Below are some records. Copy every line in them that holds "document".
### Dataset extract
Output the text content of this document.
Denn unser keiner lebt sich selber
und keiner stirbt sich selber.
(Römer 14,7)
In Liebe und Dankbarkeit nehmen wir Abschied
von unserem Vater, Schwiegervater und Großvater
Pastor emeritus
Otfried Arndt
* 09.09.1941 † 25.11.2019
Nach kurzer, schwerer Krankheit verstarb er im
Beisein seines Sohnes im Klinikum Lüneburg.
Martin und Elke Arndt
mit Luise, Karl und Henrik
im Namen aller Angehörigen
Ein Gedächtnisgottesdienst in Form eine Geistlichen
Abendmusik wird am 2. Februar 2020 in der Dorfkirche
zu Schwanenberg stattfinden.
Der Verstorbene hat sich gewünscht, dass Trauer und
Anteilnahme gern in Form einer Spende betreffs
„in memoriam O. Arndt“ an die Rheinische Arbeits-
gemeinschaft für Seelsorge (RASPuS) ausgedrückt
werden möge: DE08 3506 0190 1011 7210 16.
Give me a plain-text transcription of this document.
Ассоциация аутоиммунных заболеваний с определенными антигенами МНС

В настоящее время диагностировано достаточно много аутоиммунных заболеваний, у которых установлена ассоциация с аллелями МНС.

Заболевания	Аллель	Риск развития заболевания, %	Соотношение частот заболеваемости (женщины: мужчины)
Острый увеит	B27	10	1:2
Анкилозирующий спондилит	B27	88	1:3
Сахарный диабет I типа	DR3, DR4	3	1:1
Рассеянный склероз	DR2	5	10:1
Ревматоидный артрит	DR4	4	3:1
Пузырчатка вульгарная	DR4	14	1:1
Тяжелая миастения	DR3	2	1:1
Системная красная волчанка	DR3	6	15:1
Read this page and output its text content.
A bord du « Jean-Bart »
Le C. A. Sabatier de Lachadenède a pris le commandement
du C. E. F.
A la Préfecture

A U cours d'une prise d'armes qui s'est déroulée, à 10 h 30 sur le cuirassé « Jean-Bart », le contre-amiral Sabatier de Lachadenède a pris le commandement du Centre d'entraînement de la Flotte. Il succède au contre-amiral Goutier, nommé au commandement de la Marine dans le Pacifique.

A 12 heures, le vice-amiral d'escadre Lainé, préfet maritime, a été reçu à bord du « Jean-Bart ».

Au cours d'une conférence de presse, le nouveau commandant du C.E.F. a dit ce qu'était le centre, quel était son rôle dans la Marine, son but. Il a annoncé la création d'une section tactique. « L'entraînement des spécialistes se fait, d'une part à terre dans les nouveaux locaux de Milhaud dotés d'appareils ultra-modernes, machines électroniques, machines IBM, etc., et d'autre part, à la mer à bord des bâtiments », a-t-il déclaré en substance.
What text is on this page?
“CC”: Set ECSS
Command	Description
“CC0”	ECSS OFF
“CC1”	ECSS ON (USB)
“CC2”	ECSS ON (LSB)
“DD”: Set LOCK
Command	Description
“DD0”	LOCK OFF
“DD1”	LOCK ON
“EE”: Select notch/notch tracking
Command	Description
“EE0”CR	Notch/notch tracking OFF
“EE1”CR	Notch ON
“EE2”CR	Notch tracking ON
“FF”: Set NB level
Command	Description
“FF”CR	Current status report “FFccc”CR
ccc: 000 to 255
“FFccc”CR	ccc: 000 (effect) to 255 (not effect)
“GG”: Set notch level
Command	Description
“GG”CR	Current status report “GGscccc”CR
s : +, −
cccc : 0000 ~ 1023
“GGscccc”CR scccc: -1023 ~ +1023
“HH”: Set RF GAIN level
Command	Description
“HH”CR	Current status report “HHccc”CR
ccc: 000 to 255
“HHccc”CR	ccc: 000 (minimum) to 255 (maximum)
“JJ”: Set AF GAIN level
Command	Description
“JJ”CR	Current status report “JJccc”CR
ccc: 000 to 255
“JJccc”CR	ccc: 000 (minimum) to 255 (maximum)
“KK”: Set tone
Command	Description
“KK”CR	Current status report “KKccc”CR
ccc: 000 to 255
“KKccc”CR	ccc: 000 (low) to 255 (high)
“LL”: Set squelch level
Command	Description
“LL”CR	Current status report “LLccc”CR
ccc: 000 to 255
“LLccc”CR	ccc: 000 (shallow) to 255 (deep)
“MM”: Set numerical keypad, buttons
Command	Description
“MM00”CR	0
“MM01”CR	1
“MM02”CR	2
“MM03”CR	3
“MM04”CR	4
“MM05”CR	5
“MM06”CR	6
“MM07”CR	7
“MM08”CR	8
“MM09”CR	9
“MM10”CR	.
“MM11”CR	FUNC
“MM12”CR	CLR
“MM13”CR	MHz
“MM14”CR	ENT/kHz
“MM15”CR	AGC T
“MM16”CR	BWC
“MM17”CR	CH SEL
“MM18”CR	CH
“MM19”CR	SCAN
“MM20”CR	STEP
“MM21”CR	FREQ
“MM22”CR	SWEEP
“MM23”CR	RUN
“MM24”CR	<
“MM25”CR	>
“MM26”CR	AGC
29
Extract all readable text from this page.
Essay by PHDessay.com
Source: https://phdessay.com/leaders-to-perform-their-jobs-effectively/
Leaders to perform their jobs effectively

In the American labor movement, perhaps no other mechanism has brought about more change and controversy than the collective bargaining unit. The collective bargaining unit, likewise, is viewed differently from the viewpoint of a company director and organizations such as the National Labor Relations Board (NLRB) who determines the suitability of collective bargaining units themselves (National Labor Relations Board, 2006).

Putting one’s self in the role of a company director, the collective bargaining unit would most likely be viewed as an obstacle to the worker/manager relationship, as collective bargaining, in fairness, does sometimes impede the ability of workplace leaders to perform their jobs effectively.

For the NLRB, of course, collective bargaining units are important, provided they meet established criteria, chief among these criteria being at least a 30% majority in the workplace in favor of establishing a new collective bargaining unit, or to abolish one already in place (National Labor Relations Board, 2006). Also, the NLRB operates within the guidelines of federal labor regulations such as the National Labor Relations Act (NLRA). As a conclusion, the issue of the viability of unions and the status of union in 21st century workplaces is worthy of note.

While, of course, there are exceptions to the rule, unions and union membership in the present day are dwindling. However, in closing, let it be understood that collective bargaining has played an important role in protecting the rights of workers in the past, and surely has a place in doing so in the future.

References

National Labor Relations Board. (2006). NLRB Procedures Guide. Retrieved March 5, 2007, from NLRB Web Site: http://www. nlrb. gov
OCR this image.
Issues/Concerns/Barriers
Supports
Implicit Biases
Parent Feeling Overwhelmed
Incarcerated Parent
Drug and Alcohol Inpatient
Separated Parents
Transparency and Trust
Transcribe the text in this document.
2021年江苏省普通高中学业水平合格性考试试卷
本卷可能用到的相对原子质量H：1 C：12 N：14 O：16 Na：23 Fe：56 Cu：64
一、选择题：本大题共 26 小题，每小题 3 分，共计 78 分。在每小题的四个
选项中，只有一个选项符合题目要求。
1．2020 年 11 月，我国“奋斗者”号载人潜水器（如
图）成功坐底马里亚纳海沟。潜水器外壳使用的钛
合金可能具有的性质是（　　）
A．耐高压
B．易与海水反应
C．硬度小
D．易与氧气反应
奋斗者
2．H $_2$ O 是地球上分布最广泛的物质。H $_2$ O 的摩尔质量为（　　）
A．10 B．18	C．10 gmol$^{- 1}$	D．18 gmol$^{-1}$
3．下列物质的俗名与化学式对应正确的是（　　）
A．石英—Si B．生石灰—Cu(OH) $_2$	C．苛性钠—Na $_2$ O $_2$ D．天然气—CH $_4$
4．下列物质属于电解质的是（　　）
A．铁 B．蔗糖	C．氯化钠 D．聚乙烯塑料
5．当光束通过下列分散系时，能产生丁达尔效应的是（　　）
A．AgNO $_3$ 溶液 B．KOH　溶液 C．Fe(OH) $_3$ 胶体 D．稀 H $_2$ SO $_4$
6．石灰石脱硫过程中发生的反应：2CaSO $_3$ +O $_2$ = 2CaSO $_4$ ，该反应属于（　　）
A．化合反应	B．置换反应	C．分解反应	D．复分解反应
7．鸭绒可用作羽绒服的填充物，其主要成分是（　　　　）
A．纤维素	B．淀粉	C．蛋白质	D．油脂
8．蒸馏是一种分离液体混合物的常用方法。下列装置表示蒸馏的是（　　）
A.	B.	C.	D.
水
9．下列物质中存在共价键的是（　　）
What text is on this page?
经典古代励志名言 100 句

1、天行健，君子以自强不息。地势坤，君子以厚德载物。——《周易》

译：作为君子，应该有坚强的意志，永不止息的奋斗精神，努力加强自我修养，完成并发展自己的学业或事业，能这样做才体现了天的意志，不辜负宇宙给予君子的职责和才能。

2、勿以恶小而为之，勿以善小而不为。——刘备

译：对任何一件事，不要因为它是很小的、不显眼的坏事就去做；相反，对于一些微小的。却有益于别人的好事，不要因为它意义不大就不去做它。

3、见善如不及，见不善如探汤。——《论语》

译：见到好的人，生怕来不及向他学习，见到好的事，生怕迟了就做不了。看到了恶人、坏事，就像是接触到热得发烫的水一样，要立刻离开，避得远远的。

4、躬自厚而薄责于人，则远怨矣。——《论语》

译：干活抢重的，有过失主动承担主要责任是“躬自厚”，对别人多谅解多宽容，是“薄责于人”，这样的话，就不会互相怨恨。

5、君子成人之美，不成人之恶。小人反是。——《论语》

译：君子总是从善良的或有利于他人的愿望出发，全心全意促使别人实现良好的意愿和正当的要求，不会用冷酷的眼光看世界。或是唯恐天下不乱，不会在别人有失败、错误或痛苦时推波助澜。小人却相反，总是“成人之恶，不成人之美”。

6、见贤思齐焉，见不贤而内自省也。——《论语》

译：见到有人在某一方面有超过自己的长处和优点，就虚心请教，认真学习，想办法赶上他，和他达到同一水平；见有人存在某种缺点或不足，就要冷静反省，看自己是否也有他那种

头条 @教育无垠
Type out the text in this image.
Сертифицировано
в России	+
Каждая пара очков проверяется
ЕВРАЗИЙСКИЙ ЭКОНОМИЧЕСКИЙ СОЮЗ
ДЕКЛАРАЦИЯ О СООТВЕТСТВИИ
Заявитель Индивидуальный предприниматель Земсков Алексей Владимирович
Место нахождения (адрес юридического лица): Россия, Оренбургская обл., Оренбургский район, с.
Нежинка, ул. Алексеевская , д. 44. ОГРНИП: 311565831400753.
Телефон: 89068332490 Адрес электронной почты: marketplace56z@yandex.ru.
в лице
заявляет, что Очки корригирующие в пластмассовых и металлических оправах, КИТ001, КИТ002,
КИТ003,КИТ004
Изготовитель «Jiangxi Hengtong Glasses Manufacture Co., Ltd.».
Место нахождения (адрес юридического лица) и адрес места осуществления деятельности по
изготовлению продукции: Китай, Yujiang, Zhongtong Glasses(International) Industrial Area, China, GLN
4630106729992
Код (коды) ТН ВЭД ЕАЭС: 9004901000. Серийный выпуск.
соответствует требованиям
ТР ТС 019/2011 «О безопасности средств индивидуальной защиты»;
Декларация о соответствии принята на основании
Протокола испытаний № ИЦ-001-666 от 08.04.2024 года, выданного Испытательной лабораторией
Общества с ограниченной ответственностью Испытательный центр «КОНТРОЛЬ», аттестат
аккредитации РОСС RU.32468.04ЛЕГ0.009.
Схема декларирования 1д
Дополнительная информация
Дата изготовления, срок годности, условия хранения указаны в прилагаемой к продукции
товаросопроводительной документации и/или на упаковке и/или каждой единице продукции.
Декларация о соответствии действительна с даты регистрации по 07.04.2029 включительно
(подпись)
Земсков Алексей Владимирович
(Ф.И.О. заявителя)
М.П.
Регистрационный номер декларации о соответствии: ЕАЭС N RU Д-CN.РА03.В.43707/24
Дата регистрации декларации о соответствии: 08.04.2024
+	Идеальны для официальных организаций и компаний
######
__Worked answer__
Output the text content of this document.
Give me a plain-text transcription of this document.
Transcribe the text in this document.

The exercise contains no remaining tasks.